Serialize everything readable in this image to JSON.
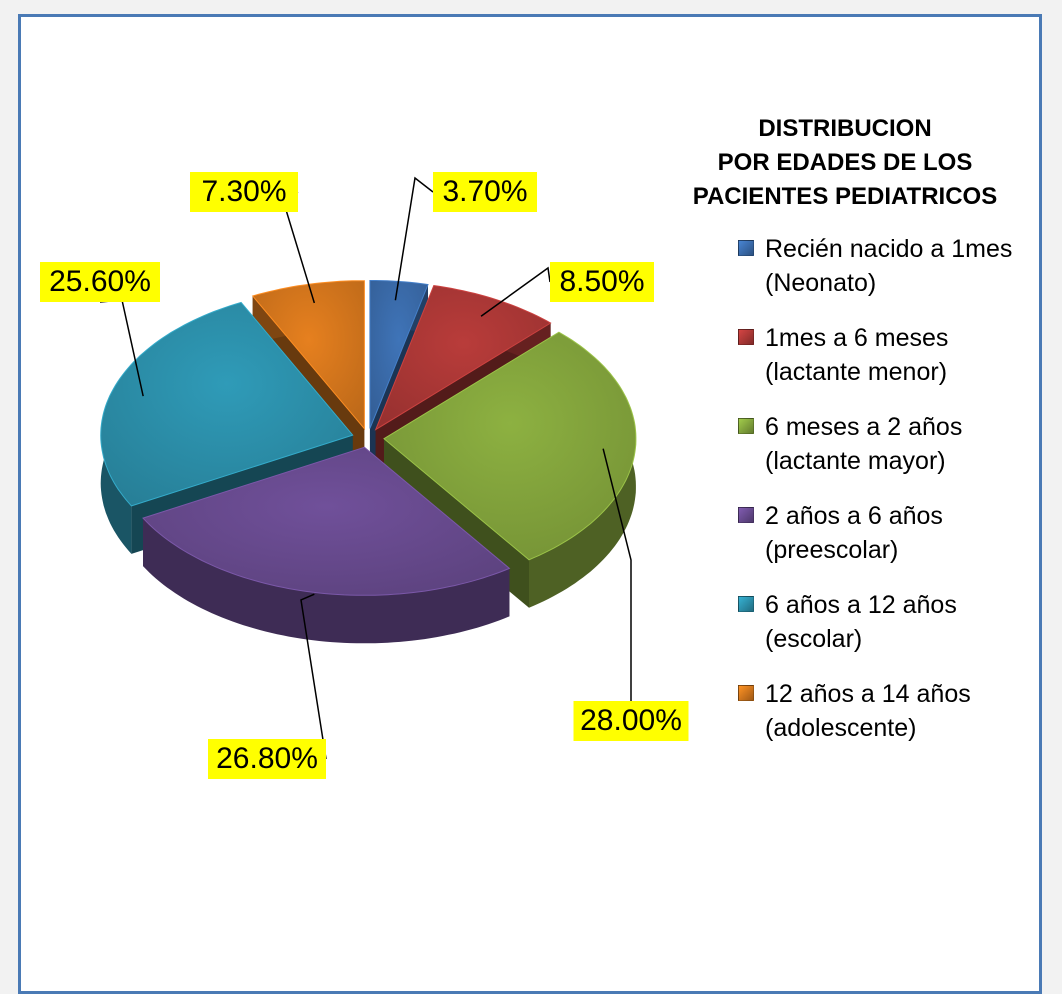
{
  "chart_data": {
    "type": "pie",
    "title": "DISTRIBUCION\nPOR EDADES DE LOS\nPACIENTES PEDIATRICOS",
    "categories": [
      "Recién nacido a 1mes\n(Neonato)",
      "1mes a 6 meses\n(lactante menor)",
      "6 meses a 2 años\n(lactante mayor)",
      "2 años a 6 años\n(preescolar)",
      "6 años a 12 años\n(escolar)",
      "12 años a 14 años\n(adolescente)"
    ],
    "values": [
      3.7,
      8.5,
      28.0,
      26.8,
      25.6,
      7.3
    ],
    "value_labels": [
      "3.70%",
      "8.50%",
      "28.00%",
      "26.80%",
      "25.60%",
      "7.30%"
    ],
    "colors": [
      "#3f74b8",
      "#b93c3a",
      "#8db141",
      "#70509a",
      "#2f9bb8",
      "#e6801f"
    ],
    "legend": "right"
  }
}
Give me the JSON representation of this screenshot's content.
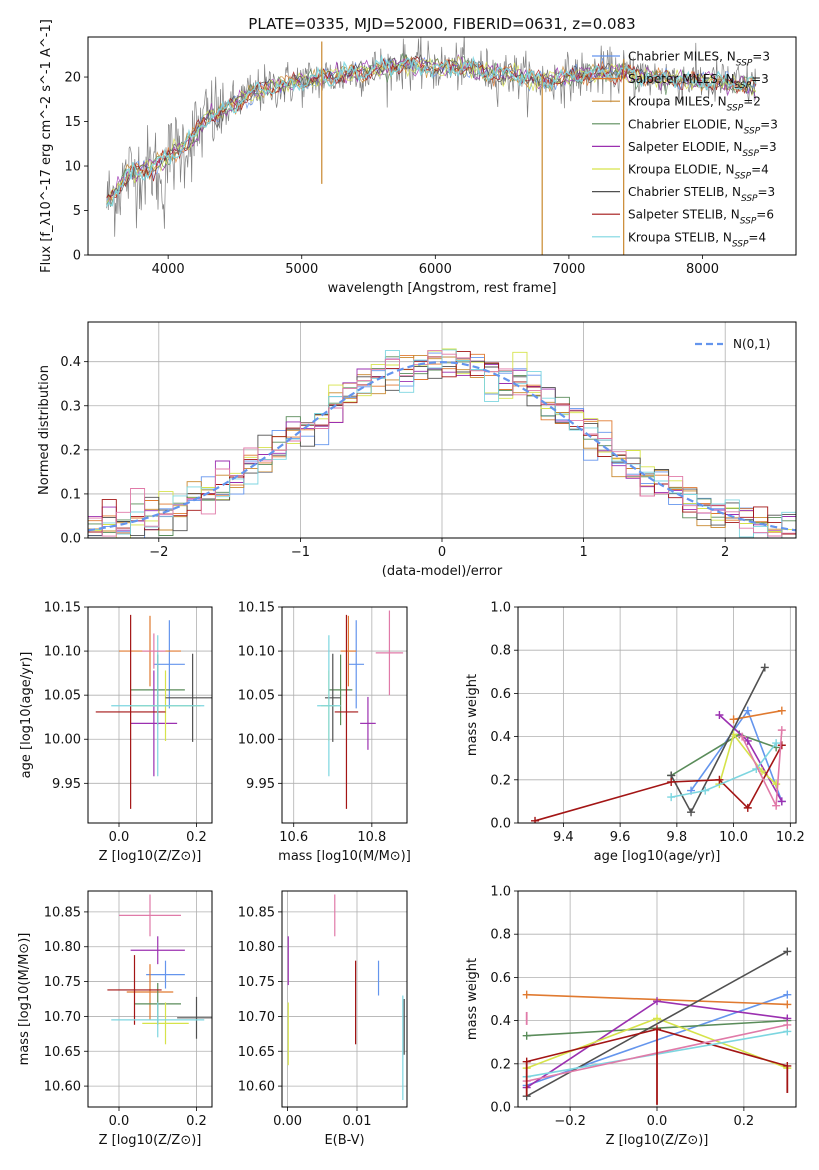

Goal of the exercise: Skip the pictures and print each record exactly as it stands.

Result of this exercise:
Serialize everything readable in this image to JSON.
{
  "chart_data": {
    "type": "pie",
    "title": "DISTRIBUCION\nPOR EDADES DE LOS\nPACIENTES PEDIATRICOS",
    "categories": [
      "Recién nacido a 1mes\n(Neonato)",
      "1mes a 6 meses\n(lactante menor)",
      "6 meses a 2 años\n(lactante mayor)",
      "2 años a 6 años\n(preescolar)",
      "6 años a 12 años\n(escolar)",
      "12 años a 14 años\n(adolescente)"
    ],
    "values": [
      3.7,
      8.5,
      28.0,
      26.8,
      25.6,
      7.3
    ],
    "value_labels": [
      "3.70%",
      "8.50%",
      "28.00%",
      "26.80%",
      "25.60%",
      "7.30%"
    ],
    "colors": [
      "#3f74b8",
      "#b93c3a",
      "#8db141",
      "#70509a",
      "#2f9bb8",
      "#e6801f"
    ],
    "legend": "right"
  }
}
Give me the JSON representation of this screenshot's content.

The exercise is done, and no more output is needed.